# Task objective:
All lines in the data bearing the string "Performance" should be identified and copied.

/---

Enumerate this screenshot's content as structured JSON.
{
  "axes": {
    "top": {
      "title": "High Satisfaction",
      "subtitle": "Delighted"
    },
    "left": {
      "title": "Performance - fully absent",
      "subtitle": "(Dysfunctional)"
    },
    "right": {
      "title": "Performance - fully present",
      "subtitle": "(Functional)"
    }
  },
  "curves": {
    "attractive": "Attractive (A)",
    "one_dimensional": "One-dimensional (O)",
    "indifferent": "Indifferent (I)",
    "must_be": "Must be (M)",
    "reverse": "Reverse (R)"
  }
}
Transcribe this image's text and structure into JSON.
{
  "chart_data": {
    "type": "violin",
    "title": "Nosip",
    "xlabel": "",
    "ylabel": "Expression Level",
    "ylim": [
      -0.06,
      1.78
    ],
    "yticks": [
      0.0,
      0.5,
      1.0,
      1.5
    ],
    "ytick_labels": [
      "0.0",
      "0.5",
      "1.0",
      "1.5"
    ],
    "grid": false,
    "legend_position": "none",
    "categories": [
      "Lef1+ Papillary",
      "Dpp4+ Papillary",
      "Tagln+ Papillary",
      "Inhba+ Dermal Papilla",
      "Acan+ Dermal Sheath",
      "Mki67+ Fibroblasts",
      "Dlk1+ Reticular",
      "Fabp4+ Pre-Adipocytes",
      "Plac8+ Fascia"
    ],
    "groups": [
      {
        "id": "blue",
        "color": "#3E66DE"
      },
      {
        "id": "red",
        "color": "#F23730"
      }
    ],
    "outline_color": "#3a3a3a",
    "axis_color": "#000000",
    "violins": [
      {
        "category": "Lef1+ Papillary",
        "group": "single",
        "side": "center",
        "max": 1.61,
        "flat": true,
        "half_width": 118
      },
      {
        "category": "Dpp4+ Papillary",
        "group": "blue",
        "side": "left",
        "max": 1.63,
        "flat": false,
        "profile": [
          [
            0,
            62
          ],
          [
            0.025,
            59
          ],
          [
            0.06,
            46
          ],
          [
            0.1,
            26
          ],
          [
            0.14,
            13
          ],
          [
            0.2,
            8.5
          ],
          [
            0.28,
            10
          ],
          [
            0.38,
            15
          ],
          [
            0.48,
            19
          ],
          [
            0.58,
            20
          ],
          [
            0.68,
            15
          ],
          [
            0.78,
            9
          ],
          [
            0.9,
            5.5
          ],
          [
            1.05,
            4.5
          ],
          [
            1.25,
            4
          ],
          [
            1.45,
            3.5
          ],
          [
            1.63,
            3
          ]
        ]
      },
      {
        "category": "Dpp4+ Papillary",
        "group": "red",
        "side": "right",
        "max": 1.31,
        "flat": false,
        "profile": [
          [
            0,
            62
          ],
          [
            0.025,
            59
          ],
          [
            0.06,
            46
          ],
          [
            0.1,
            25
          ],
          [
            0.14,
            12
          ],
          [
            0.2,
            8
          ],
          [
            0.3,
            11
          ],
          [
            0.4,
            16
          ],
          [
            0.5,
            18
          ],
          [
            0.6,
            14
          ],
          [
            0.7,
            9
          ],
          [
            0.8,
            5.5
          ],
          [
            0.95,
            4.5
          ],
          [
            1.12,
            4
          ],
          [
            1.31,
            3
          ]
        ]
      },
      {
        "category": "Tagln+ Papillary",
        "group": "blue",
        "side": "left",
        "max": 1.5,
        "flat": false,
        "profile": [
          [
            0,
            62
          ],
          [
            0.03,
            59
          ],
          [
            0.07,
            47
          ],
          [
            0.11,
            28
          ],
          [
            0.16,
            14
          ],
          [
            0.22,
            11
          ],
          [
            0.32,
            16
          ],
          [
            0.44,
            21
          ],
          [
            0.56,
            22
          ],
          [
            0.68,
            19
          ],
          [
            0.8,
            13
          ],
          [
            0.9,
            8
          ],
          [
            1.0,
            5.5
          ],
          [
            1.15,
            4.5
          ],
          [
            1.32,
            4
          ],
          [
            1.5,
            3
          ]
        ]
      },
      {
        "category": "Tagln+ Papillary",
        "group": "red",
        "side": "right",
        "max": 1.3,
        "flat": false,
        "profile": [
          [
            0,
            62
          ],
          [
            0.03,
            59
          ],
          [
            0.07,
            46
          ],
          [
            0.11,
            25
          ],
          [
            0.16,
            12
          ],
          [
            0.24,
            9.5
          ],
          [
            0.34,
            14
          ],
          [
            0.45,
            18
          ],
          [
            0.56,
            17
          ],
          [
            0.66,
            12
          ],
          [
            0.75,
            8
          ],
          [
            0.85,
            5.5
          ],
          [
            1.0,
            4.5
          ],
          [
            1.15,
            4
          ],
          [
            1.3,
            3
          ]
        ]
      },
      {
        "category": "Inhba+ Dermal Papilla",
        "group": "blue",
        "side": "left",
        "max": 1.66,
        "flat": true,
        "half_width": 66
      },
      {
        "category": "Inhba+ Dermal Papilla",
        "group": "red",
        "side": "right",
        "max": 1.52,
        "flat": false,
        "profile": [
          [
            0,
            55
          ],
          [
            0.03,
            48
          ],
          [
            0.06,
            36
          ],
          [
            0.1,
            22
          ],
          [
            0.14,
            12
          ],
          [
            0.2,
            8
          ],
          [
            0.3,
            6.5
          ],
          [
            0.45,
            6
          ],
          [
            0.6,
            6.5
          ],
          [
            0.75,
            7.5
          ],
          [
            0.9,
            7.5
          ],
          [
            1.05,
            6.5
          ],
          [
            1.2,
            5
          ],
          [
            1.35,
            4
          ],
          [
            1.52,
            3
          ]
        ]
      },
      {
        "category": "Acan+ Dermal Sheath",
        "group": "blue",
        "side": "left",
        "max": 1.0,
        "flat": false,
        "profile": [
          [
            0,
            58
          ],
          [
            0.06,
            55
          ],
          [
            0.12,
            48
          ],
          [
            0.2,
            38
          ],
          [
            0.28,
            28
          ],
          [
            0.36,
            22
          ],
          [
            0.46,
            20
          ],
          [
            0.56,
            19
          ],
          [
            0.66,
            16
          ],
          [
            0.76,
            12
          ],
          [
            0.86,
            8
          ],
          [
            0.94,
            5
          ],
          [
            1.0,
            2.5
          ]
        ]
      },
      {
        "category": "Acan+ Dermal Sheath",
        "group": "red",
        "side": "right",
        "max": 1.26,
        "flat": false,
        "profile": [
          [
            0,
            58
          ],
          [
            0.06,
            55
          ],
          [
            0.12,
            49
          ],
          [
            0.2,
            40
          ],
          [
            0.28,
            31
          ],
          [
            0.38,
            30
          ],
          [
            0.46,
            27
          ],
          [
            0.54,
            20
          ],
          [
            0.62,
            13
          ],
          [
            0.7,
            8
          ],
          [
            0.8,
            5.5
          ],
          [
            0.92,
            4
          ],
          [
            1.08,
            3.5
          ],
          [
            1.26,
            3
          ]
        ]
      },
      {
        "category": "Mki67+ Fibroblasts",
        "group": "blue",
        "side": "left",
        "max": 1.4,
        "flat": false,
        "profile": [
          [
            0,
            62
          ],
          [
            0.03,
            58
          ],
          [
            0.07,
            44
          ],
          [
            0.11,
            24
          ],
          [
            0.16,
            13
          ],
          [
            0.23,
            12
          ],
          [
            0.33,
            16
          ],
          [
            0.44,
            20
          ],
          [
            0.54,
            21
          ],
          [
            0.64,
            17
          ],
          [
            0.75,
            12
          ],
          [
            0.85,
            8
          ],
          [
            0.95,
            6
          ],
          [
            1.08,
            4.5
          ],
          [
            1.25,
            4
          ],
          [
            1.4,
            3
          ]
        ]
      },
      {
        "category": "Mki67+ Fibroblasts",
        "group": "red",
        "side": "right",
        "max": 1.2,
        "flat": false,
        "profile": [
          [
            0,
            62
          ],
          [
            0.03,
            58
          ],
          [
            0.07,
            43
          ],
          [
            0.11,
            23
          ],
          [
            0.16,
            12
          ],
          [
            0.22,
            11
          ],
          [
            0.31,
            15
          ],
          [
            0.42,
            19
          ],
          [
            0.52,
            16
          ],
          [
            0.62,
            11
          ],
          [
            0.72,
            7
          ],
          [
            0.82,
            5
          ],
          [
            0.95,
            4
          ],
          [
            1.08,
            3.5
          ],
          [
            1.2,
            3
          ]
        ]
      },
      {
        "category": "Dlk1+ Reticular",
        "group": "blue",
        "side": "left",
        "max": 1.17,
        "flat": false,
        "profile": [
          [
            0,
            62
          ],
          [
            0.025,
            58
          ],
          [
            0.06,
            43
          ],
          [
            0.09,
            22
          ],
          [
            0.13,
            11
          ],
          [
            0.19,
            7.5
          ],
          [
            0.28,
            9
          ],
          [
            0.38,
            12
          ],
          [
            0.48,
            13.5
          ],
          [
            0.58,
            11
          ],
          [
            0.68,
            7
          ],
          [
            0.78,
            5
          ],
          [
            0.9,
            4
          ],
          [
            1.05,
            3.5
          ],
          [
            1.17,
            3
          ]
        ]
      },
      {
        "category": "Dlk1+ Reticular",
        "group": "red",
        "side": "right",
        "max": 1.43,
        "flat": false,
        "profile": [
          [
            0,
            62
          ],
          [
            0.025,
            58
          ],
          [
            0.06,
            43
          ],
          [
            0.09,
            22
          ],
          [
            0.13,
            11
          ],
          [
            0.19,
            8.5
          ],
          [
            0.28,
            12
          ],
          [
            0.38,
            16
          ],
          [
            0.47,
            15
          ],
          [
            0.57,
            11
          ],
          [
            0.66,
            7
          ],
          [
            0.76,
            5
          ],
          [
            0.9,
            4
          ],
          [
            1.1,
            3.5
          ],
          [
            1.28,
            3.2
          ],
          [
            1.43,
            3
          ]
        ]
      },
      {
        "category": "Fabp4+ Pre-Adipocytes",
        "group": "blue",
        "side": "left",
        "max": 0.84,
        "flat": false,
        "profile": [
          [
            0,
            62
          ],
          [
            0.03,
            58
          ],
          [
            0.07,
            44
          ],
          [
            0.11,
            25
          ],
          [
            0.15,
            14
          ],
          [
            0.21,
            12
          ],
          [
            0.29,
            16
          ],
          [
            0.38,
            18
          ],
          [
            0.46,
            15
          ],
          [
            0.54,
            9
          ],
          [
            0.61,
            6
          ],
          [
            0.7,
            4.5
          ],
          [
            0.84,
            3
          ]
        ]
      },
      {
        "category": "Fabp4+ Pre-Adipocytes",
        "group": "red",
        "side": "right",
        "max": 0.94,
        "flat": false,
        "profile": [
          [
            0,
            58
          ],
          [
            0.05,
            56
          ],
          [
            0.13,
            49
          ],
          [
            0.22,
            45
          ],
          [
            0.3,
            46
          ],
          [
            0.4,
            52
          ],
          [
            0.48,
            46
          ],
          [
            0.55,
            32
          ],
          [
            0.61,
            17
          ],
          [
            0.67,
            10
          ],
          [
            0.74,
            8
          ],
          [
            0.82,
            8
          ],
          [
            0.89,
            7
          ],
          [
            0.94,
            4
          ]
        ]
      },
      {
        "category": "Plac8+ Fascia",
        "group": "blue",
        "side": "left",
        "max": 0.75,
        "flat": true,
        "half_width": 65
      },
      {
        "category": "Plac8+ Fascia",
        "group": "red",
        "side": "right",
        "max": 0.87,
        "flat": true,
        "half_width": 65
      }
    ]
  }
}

\---

# Response to the task:
      "title": "Performance - fully absent",
      "title": "Performance - fully present",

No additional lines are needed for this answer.